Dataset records
==========
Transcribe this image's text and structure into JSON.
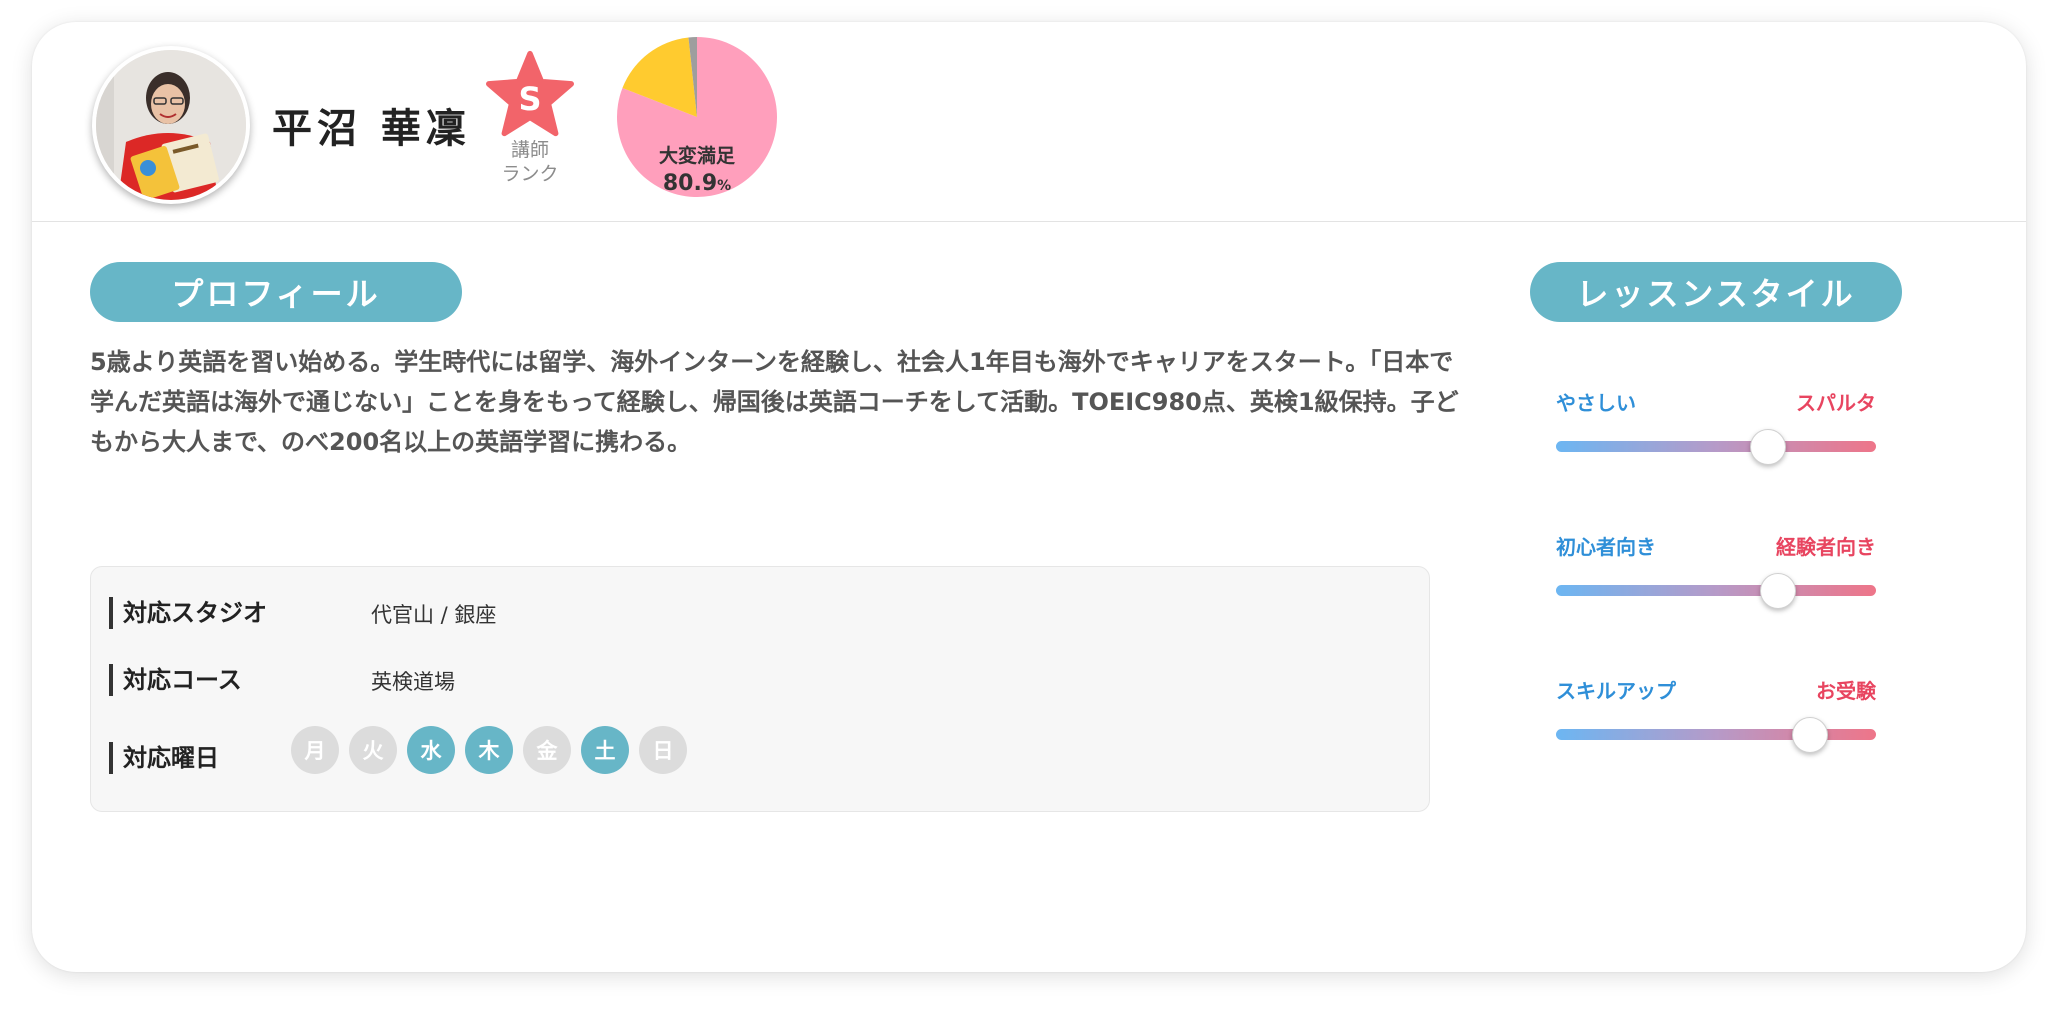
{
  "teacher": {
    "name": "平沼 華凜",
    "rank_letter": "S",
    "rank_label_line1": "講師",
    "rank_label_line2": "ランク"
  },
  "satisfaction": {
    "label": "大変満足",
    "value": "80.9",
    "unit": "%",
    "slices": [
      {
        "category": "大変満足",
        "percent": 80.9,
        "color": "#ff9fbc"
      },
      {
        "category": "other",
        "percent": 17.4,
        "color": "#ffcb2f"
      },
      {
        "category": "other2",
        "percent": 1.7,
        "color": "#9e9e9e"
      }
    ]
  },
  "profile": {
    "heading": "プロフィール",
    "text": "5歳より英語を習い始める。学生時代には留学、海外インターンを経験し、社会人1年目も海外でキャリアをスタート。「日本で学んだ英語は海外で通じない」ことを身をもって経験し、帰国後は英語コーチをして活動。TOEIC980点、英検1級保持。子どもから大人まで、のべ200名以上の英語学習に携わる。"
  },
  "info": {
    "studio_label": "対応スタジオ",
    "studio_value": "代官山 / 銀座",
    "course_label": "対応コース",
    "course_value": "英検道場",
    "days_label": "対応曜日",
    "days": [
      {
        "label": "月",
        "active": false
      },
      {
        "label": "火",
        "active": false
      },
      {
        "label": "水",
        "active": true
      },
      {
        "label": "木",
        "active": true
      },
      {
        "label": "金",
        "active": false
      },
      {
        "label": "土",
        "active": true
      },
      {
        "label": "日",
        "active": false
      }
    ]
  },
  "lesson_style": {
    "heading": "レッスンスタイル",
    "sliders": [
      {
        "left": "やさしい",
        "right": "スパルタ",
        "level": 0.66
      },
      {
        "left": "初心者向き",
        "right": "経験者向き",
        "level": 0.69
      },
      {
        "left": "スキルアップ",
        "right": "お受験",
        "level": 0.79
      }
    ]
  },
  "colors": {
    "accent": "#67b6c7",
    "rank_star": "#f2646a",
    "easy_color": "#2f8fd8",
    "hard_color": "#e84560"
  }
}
==========
▶ **OBJECTIVE**: Go through the entries above and print each one exactly, minus the pictures.

▶ **RESPONSE**:
Transcribe this image's text and structure into JSON.
{
  "teacher": {
    "name": "平沼 華凜",
    "rank_letter": "S",
    "rank_label_line1": "講師",
    "rank_label_line2": "ランク"
  },
  "satisfaction": {
    "label": "大変満足",
    "value": "80.9",
    "unit": "%",
    "slices": [
      {
        "category": "大変満足",
        "percent": 80.9,
        "color": "#ff9fbc"
      },
      {
        "category": "other",
        "percent": 17.4,
        "color": "#ffcb2f"
      },
      {
        "category": "other2",
        "percent": 1.7,
        "color": "#9e9e9e"
      }
    ]
  },
  "profile": {
    "heading": "プロフィール",
    "text": "5歳より英語を習い始める。学生時代には留学、海外インターンを経験し、社会人1年目も海外でキャリアをスタート。「日本で学んだ英語は海外で通じない」ことを身をもって経験し、帰国後は英語コーチをして活動。TOEIC980点、英検1級保持。子どもから大人まで、のべ200名以上の英語学習に携わる。"
  },
  "info": {
    "studio_label": "対応スタジオ",
    "studio_value": "代官山 / 銀座",
    "course_label": "対応コース",
    "course_value": "英検道場",
    "days_label": "対応曜日",
    "days": [
      {
        "label": "月",
        "active": false
      },
      {
        "label": "火",
        "active": false
      },
      {
        "label": "水",
        "active": true
      },
      {
        "label": "木",
        "active": true
      },
      {
        "label": "金",
        "active": false
      },
      {
        "label": "土",
        "active": true
      },
      {
        "label": "日",
        "active": false
      }
    ]
  },
  "lesson_style": {
    "heading": "レッスンスタイル",
    "sliders": [
      {
        "left": "やさしい",
        "right": "スパルタ",
        "level": 0.66
      },
      {
        "left": "初心者向き",
        "right": "経験者向き",
        "level": 0.69
      },
      {
        "left": "スキルアップ",
        "right": "お受験",
        "level": 0.79
      }
    ]
  },
  "colors": {
    "accent": "#67b6c7",
    "rank_star": "#f2646a",
    "easy_color": "#2f8fd8",
    "hard_color": "#e84560"
  }
}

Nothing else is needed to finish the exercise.